* Required work
In the entries that follow, find the word "场景集合" and report each line it is on.

* Source data
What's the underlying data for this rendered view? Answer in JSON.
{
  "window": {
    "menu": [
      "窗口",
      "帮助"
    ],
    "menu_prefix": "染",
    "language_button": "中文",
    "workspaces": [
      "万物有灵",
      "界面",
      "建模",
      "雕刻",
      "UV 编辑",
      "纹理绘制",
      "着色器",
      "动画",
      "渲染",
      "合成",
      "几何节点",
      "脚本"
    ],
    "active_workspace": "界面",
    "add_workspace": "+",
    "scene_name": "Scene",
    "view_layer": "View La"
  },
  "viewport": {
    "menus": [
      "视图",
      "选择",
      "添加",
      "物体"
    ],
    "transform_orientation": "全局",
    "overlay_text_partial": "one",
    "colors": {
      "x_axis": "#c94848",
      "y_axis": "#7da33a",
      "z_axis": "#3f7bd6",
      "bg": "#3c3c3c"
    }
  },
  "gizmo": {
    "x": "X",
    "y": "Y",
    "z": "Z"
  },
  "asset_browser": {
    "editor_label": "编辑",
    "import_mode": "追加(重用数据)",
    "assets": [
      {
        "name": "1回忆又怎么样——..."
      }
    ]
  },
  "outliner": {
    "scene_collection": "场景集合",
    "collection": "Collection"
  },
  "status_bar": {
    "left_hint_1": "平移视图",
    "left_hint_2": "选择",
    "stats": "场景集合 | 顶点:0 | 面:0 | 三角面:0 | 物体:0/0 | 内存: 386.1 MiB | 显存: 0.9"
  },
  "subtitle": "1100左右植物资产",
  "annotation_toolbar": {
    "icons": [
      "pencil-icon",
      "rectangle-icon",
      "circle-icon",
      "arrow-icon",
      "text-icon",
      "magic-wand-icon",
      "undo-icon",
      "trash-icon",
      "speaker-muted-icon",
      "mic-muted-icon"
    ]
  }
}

* The result
    "scene_collection": "场景集合",
    "stats": "场景集合 | 顶点:0 | 面:0 | 三角面:0 | 物体:0/0 | 内存: 386.1 MiB | 显存: 0.9"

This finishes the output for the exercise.